• Given exercise:
Assemble all lines in which the string "name" appears.
>> Begin Listed entries
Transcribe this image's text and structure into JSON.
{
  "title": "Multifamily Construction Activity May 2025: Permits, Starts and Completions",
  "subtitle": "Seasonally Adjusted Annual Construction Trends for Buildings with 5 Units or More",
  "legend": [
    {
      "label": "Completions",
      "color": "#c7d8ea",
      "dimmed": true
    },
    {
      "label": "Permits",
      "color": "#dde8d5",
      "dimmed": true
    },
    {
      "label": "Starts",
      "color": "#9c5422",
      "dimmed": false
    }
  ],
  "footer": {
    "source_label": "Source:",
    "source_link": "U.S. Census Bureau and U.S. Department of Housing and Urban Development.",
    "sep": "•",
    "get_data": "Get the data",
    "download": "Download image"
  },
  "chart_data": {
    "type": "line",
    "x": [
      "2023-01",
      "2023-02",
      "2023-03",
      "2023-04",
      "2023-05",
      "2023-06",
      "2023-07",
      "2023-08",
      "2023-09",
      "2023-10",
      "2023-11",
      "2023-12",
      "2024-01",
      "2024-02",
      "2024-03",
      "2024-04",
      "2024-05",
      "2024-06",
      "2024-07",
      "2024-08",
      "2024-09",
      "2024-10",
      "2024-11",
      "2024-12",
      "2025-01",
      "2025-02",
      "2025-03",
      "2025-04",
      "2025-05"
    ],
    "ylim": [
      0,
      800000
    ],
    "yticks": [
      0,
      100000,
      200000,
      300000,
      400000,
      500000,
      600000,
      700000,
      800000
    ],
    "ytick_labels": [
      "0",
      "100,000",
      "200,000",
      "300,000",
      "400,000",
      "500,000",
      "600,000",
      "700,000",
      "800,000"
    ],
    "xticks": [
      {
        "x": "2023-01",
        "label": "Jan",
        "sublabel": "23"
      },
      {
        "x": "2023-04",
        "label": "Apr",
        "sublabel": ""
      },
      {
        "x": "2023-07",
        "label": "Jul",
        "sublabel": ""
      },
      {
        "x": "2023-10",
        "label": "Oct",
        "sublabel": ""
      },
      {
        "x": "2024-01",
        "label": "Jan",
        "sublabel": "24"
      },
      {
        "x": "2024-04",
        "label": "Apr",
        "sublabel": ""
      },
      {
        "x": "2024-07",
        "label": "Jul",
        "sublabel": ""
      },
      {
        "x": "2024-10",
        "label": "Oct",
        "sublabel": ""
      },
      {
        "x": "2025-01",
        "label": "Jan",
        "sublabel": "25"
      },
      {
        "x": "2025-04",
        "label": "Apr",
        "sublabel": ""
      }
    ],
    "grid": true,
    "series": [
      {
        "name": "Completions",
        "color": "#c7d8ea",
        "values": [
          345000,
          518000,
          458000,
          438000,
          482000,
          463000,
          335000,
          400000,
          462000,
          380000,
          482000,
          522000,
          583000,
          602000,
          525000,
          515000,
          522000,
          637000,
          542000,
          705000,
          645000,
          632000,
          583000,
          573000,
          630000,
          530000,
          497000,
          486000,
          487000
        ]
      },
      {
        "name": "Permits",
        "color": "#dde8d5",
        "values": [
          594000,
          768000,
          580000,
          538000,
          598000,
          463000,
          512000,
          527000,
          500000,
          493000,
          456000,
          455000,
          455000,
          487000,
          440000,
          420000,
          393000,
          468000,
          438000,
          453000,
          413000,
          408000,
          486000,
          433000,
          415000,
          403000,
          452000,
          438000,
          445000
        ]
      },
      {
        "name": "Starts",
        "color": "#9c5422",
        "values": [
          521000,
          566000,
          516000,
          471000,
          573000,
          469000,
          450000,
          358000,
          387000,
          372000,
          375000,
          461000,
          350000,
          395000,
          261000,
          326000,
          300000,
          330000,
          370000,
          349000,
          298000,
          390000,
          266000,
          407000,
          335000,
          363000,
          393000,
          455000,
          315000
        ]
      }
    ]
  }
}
>> End Listed entries
>> Begin Listed entries
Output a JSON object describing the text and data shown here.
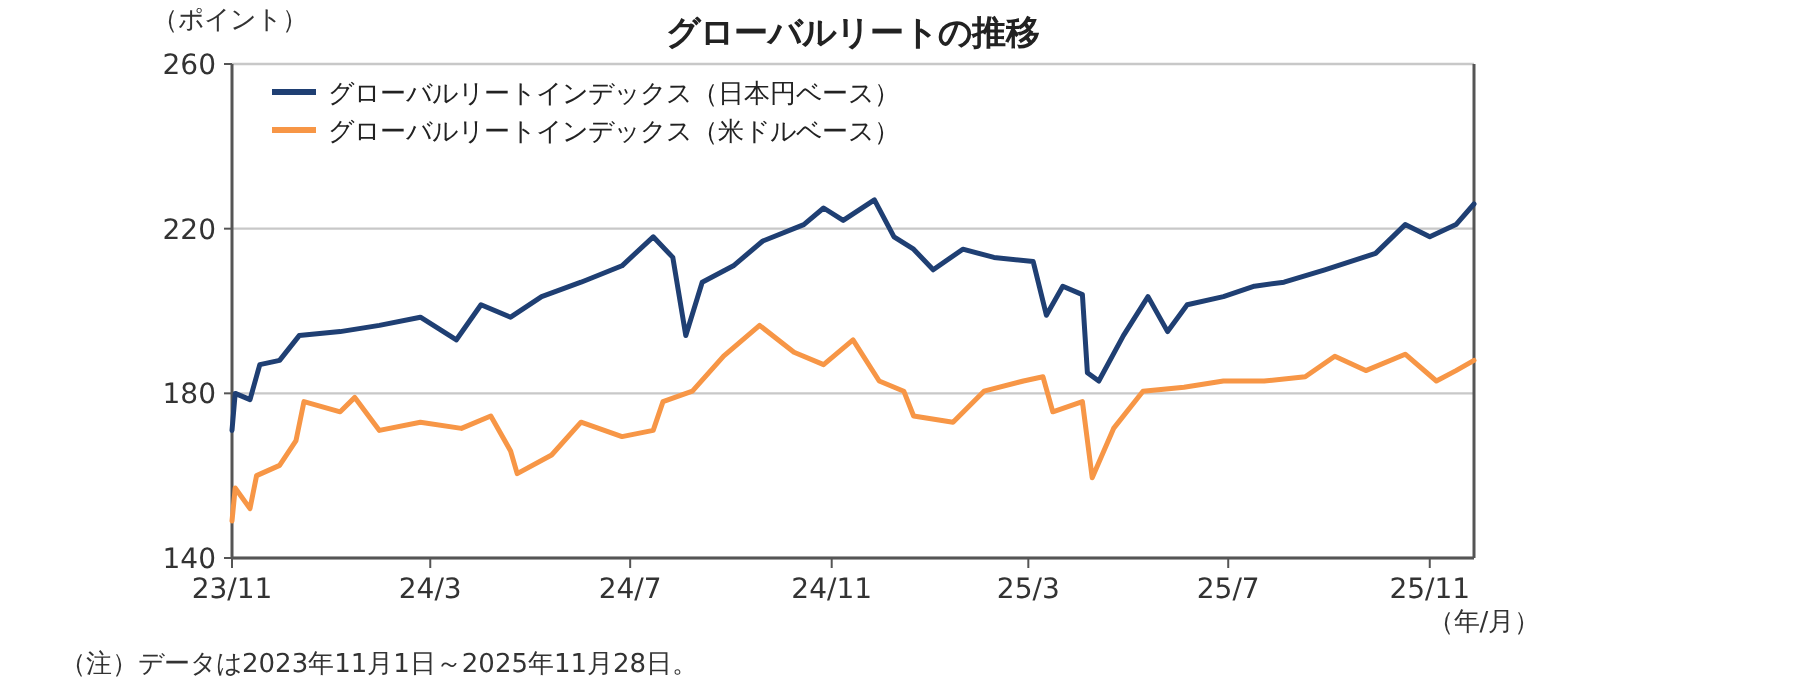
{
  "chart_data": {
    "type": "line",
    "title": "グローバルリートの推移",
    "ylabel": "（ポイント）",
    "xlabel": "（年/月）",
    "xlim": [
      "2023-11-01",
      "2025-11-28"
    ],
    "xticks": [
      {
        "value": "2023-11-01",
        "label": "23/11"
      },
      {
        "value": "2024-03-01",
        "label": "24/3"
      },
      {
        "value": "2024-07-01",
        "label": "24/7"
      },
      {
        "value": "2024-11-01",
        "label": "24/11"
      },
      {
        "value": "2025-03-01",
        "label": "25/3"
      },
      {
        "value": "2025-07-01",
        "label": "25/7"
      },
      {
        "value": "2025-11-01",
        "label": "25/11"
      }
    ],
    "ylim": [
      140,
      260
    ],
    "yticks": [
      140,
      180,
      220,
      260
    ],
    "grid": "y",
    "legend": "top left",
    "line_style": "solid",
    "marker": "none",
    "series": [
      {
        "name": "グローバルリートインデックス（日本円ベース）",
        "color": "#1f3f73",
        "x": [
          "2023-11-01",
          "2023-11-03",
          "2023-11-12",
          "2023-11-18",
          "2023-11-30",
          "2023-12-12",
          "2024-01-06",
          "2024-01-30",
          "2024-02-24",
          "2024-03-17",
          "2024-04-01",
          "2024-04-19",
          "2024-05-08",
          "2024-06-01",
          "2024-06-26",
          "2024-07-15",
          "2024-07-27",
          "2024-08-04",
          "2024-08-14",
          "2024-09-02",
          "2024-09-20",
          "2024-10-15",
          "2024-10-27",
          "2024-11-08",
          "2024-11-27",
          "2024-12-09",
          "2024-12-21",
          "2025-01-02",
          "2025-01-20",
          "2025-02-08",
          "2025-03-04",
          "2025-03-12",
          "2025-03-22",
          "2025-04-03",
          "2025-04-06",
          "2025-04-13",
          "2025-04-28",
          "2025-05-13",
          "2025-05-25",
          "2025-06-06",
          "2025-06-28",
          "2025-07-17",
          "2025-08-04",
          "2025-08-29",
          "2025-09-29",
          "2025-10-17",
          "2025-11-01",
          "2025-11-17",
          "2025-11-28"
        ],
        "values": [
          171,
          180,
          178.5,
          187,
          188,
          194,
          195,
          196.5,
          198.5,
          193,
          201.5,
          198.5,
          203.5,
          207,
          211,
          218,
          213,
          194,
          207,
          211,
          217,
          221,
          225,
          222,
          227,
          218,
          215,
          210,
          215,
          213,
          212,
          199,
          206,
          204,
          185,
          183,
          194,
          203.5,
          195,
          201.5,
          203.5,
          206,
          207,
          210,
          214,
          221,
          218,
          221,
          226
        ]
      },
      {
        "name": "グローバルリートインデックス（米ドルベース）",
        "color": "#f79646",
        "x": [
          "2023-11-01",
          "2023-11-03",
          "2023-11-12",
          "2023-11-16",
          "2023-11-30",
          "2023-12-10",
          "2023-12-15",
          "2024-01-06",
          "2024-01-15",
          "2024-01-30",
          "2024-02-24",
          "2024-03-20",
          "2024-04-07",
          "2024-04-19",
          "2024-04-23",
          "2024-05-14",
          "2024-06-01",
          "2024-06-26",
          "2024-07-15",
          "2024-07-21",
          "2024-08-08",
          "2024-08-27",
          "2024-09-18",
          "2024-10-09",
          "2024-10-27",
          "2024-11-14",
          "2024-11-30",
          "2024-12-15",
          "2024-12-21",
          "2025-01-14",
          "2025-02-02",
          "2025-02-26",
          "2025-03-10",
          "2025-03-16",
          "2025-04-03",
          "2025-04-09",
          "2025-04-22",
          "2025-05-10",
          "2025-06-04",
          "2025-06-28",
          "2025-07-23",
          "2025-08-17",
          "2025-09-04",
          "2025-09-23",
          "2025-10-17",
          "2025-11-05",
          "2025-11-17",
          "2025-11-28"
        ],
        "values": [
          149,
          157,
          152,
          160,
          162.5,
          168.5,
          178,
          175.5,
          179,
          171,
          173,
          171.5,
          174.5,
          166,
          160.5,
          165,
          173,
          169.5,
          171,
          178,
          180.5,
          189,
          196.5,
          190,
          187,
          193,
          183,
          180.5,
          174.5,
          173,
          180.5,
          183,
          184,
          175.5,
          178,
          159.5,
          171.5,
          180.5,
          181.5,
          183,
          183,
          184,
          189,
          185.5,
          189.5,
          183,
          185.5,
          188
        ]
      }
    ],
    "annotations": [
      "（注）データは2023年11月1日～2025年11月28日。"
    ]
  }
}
>> End Listed entries
• Solution to this problem:
        "name": "Completions",
        "name": "Permits",
        "name": "Starts",
        "name": "グローバルリートインデックス（日本円ベース）",
        "name": "グローバルリートインデックス（米ドルベース）",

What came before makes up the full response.